» **DIRECTION**
Repeat the material verbatim. Images are excluded from the copy.

» **ENTRIES**
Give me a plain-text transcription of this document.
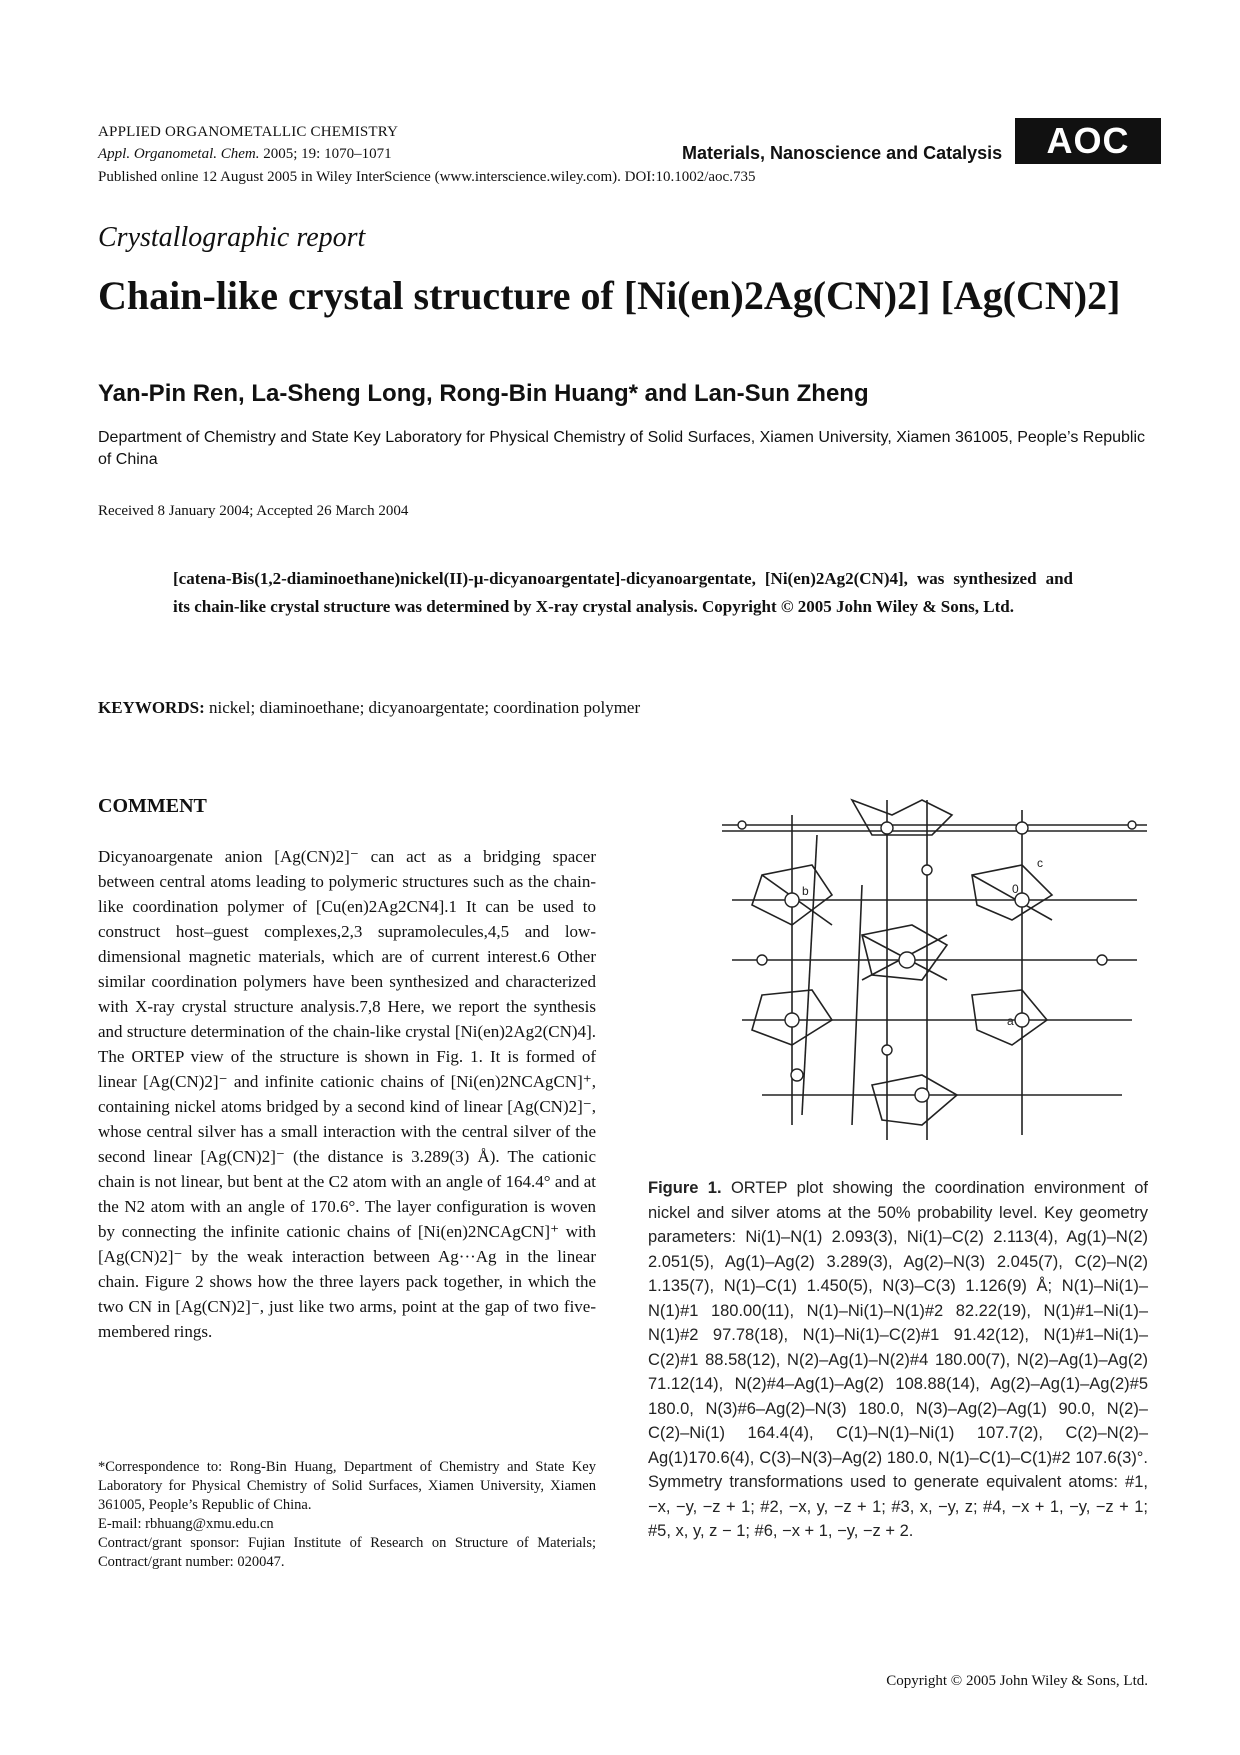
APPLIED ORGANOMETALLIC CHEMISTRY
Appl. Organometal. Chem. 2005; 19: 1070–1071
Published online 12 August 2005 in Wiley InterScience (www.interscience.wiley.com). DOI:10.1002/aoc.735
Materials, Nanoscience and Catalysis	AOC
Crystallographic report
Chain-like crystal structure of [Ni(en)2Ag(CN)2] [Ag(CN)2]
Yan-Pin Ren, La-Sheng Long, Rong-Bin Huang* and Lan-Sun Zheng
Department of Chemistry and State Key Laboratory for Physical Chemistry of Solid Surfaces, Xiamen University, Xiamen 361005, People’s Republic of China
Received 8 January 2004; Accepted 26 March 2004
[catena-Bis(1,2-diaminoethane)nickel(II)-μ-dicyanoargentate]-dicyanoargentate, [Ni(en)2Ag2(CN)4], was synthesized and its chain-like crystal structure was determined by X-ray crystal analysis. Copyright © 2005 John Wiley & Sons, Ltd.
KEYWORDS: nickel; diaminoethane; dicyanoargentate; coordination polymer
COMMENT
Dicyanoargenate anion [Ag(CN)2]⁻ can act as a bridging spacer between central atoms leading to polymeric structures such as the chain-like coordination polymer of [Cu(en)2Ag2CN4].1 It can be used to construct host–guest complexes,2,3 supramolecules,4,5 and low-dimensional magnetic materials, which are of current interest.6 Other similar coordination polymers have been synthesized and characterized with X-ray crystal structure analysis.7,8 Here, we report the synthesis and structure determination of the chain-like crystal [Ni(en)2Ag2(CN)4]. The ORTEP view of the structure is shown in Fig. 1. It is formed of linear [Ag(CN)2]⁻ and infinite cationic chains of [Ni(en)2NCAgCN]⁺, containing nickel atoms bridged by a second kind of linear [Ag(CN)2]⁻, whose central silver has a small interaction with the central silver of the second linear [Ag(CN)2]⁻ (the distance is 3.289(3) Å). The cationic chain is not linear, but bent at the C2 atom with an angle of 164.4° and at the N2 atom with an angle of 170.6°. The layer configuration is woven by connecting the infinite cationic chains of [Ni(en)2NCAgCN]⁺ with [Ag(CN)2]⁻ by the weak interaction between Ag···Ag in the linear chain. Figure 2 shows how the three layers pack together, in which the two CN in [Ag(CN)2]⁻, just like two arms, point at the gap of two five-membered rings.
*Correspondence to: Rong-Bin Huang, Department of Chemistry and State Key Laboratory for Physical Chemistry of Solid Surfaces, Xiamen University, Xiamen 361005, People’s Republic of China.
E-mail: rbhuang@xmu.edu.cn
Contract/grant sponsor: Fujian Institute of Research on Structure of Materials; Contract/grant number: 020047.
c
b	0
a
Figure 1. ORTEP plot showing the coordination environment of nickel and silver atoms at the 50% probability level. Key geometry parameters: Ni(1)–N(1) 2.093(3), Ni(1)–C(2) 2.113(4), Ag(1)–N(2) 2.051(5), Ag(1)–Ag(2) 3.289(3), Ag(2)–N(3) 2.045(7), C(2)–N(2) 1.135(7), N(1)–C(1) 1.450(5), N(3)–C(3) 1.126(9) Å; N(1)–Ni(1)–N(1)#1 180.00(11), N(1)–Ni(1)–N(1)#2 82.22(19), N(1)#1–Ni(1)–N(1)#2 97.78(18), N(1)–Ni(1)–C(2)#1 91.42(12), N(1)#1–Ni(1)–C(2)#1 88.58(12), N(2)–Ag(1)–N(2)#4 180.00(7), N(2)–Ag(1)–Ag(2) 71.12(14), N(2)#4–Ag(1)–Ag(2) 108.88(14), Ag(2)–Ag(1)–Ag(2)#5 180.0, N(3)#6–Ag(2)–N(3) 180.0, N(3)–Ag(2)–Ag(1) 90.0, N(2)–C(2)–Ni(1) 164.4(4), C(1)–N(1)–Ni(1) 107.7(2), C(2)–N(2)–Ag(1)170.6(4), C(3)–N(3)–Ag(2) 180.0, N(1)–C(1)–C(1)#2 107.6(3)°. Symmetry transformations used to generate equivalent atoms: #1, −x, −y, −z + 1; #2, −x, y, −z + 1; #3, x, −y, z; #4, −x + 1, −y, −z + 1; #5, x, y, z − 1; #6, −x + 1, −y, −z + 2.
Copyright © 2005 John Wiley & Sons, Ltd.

» **ANSWER TO THE PROBLEM**
Give me a plain-text transcription of this document.
APPLIED ORGANOMETALLIC CHEMISTRY
Appl. Organometal. Chem. 2005; 19: 1070–1071
Published online 12 August 2005 in Wiley InterScience (www.interscience.wiley.com). DOI:10.1002/aoc.735
Materials, Nanoscience and Catalysis	AOC
Crystallographic report
Chain-like crystal structure of [Ni(en)2Ag(CN)2] [Ag(CN)2]
Yan-Pin Ren, La-Sheng Long, Rong-Bin Huang* and Lan-Sun Zheng
Department of Chemistry and State Key Laboratory for Physical Chemistry of Solid Surfaces, Xiamen University, Xiamen 361005, People’s Republic of China
Received 8 January 2004; Accepted 26 March 2004
[catena-Bis(1,2-diaminoethane)nickel(II)-μ-dicyanoargentate]-dicyanoargentate, [Ni(en)2Ag2(CN)4], was synthesized and its chain-like crystal structure was determined by X-ray crystal analysis. Copyright © 2005 John Wiley & Sons, Ltd.
KEYWORDS: nickel; diaminoethane; dicyanoargentate; coordination polymer
COMMENT
Dicyanoargenate anion [Ag(CN)2]⁻ can act as a bridging spacer between central atoms leading to polymeric structures such as the chain-like coordination polymer of [Cu(en)2Ag2CN4].1 It can be used to construct host–guest complexes,2,3 supramolecules,4,5 and low-dimensional magnetic materials, which are of current interest.6 Other similar coordination polymers have been synthesized and characterized with X-ray crystal structure analysis.7,8 Here, we report the synthesis and structure determination of the chain-like crystal [Ni(en)2Ag2(CN)4]. The ORTEP view of the structure is shown in Fig. 1. It is formed of linear [Ag(CN)2]⁻ and infinite cationic chains of [Ni(en)2NCAgCN]⁺, containing nickel atoms bridged by a second kind of linear [Ag(CN)2]⁻, whose central silver has a small interaction with the central silver of the second linear [Ag(CN)2]⁻ (the distance is 3.289(3) Å). The cationic chain is not linear, but bent at the C2 atom with an angle of 164.4° and at the N2 atom with an angle of 170.6°. The layer configuration is woven by connecting the infinite cationic chains of [Ni(en)2NCAgCN]⁺ with [Ag(CN)2]⁻ by the weak interaction between Ag···Ag in the linear chain. Figure 2 shows how the three layers pack together, in which the two CN in [Ag(CN)2]⁻, just like two arms, point at the gap of two five-membered rings.
*Correspondence to: Rong-Bin Huang, Department of Chemistry and State Key Laboratory for Physical Chemistry of Solid Surfaces, Xiamen University, Xiamen 361005, People’s Republic of China.
E-mail: rbhuang@xmu.edu.cn
Contract/grant sponsor: Fujian Institute of Research on Structure of Materials; Contract/grant number: 020047.
c
b	0
a
Figure 1. ORTEP plot showing the coordination environment of nickel and silver atoms at the 50% probability level. Key geometry parameters: Ni(1)–N(1) 2.093(3), Ni(1)–C(2) 2.113(4), Ag(1)–N(2) 2.051(5), Ag(1)–Ag(2) 3.289(3), Ag(2)–N(3) 2.045(7), C(2)–N(2) 1.135(7), N(1)–C(1) 1.450(5), N(3)–C(3) 1.126(9) Å; N(1)–Ni(1)–N(1)#1 180.00(11), N(1)–Ni(1)–N(1)#2 82.22(19), N(1)#1–Ni(1)–N(1)#2 97.78(18), N(1)–Ni(1)–C(2)#1 91.42(12), N(1)#1–Ni(1)–C(2)#1 88.58(12), N(2)–Ag(1)–N(2)#4 180.00(7), N(2)–Ag(1)–Ag(2) 71.12(14), N(2)#4–Ag(1)–Ag(2) 108.88(14), Ag(2)–Ag(1)–Ag(2)#5 180.0, N(3)#6–Ag(2)–N(3) 180.0, N(3)–Ag(2)–Ag(1) 90.0, N(2)–C(2)–Ni(1) 164.4(4), C(1)–N(1)–Ni(1) 107.7(2), C(2)–N(2)–Ag(1)170.6(4), C(3)–N(3)–Ag(2) 180.0, N(1)–C(1)–C(1)#2 107.6(3)°. Symmetry transformations used to generate equivalent atoms: #1, −x, −y, −z + 1; #2, −x, y, −z + 1; #3, x, −y, z; #4, −x + 1, −y, −z + 1; #5, x, y, z − 1; #6, −x + 1, −y, −z + 2.
Copyright © 2005 John Wiley & Sons, Ltd.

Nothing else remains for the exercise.